* Begin Passage shown *
IPv4 struct: Round 2

Question

Summary

Original Question here. Updated GitHub link here

I've taken an interest in lower level data structures and I implemented an 'Ip4Address` to get familiar with Explicit structure layout. It turned out to be an exercise in properly implementing a struct in general, but I digress. The idea here is that each Octet of the IPv4 address is represented by a byte in a single 32 bit unsigned integer.

Things I've addressed since last review:

• Better argument validation all around.
• The struct is now immutable.
• Extracted a method for validating Ip addresses passed as strings.
• The code no longer needlessly initializes the struct only to overwrite it's values.
• Implemented IEquatable & IComparable.
  • In addition, I implemented and overrode the other methods that are recommended when implementing those two interfaces. This includes Object.Equals(Object), GetHashCode(), and the equality operators.
• Added missing test cases.
• Implemented a ToByteArray() method.
• Removed useless variables from test cases.
• Use a method group for address.Split('.').Select(a => Byte.Parse(a)).ToArray()
  • I'm still on the fence about this last one. I like the explicitness of the syntax I originally used, but I changed it anyway.

Things I did not address:

• Using Assert.Throws() for validating exceptions in my tests.
  • I'm not switching to NUnit. I like MSTest.
• Expression bodied member for ToString() override.
  • I'm hanging onto my curly braces for now. Expression bodied members are still feeling really weird to me.
• Properties for the Octets.
  • It felt really weird to explicitly lay out the structure of the struct, then to hide it all behind properties. I'm open to hearing a solid argument for doing this though. I just wasn't convinced during my last review.
• Use uint instead of UInt32
  • I explicitly used UInt32 to make it clear that Address is a 32 bit integer and that the Octets use the same memory space.

Questions:

• Did I get the GetHashCode() implementation right? I'm never really sure I that I got it right.
• My CompareTo() implementation feels messy. It's better than my original implementation of it, but still doesn't feel very good.
• Does this code suffer from any Big Endian vs Little Endian issues? It was mentioned in my last review, but I wasn't able to confirm/refute it.
• As always, I'm open to any & all feedback.

Ip4Address.cs

using System;
using System.Linq;
using System.Runtime.InteropServices;
using System.Text.RegularExpressions;

namespace Rubberduck.Katas.Network
{
    [StructLayout(LayoutKind.Explicit)]
    public struct Ip4Address : IEquatable<Ip4Address>, IComparable<Ip4Address>
    {
        /// <summary>
        /// Represents the Base Ten IPv4 address as a raw integer.
        /// </summary>
        /// <remarks>Overlays the Octet fields, so changing this value changes the Octets & vice versa.</remarks>
        [FieldOffset(0)]
        // ReSharper disable once BuiltInTypeReferenceStyle
        public readonly UInt32 Address;

        // Each Octet is mapped to a byte of the address.
* End Passage shown *
* Begin Material shown *
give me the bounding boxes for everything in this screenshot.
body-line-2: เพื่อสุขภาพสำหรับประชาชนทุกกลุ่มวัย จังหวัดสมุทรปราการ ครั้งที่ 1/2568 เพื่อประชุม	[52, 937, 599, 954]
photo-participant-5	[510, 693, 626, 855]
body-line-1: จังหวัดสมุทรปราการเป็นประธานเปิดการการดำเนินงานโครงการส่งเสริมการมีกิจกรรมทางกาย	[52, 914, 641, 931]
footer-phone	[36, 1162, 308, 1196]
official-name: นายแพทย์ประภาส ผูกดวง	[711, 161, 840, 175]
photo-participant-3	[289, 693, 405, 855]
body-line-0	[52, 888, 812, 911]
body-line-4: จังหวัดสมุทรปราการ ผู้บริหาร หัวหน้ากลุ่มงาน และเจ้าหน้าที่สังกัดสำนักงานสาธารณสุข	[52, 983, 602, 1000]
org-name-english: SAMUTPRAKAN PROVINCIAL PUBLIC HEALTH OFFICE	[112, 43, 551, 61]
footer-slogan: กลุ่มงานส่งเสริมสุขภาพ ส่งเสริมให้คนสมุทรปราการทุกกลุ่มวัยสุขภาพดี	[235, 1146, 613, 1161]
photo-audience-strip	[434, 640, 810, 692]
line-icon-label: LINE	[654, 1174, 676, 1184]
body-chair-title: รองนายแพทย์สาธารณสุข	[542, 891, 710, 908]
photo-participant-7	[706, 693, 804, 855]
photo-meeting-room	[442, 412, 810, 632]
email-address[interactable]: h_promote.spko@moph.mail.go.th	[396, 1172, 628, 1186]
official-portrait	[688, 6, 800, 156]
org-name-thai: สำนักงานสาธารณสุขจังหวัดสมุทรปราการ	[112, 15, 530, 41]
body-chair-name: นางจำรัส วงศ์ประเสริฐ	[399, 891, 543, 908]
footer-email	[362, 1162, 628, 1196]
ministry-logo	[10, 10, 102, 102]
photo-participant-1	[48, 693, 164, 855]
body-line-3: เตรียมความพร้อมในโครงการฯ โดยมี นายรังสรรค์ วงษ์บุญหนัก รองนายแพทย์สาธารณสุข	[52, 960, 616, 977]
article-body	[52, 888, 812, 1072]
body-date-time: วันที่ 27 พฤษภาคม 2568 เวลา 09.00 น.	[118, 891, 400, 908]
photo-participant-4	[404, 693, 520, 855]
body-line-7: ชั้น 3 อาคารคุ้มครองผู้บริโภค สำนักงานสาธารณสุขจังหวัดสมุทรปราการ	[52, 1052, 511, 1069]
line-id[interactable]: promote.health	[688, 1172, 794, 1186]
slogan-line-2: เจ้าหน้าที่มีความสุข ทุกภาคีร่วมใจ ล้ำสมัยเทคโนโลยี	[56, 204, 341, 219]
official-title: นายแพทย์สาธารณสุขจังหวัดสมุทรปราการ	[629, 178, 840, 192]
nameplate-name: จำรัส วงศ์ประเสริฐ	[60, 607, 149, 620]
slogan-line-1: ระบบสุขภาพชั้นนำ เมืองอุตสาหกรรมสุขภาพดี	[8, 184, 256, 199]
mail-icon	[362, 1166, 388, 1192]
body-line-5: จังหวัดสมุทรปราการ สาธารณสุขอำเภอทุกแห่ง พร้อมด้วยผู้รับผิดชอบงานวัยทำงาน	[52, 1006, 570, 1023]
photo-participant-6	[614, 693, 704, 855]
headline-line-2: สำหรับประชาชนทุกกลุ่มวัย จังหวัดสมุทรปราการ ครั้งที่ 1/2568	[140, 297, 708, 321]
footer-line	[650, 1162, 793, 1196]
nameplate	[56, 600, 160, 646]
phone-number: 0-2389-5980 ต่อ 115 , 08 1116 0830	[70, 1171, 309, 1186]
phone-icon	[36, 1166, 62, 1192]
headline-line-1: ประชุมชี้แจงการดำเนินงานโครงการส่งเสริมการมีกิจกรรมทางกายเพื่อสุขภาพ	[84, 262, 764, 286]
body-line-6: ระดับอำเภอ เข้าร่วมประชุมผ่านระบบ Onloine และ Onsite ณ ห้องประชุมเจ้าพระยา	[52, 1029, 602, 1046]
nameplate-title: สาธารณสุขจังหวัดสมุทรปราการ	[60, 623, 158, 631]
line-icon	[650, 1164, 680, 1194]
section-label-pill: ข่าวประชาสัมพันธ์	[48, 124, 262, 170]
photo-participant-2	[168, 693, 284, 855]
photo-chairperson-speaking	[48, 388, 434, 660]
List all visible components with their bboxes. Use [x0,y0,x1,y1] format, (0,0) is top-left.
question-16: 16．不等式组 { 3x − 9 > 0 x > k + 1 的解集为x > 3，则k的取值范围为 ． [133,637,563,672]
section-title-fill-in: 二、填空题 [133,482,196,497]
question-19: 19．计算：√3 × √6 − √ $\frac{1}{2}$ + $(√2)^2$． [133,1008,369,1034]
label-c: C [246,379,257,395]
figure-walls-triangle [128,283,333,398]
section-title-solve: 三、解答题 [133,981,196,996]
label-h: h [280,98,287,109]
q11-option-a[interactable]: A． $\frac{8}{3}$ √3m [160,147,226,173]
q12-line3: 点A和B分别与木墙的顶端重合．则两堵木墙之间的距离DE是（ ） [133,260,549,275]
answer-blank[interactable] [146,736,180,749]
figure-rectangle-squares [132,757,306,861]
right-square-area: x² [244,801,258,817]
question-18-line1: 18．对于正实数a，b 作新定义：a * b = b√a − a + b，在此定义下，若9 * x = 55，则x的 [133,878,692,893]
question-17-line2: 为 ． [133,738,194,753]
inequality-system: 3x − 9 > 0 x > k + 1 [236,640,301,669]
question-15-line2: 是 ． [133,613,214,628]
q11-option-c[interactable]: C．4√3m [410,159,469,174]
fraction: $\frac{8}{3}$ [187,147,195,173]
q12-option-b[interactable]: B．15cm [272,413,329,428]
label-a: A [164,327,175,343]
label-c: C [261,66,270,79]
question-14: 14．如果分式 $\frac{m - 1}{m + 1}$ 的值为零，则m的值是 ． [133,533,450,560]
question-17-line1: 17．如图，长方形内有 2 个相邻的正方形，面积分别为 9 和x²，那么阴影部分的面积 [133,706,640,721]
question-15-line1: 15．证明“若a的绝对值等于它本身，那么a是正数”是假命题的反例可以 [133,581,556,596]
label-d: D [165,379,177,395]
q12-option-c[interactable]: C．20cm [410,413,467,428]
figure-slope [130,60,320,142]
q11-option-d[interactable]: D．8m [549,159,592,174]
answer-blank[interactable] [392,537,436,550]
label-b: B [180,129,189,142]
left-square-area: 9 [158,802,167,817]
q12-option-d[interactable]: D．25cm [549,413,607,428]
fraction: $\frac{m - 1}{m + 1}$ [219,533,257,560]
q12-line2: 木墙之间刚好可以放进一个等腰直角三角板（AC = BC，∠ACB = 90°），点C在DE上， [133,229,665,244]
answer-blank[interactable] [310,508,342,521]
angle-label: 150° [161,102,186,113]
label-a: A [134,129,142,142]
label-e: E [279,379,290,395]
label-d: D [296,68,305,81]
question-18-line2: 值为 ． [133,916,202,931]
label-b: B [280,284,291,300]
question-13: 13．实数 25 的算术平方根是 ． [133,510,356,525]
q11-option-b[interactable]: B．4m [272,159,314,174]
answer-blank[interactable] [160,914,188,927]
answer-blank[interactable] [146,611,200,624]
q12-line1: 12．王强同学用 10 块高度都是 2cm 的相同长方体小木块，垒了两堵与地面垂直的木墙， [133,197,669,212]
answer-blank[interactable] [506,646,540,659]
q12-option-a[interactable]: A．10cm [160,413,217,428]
* End Material shown *
Task to carry out:
In the IPv4 struct post, why does the author keep UInt32 instead of switching to uint?

Expected output:
The author uses UInt32 to make it clear that Address is a 32-bit integer and that the Octets use the same memory space.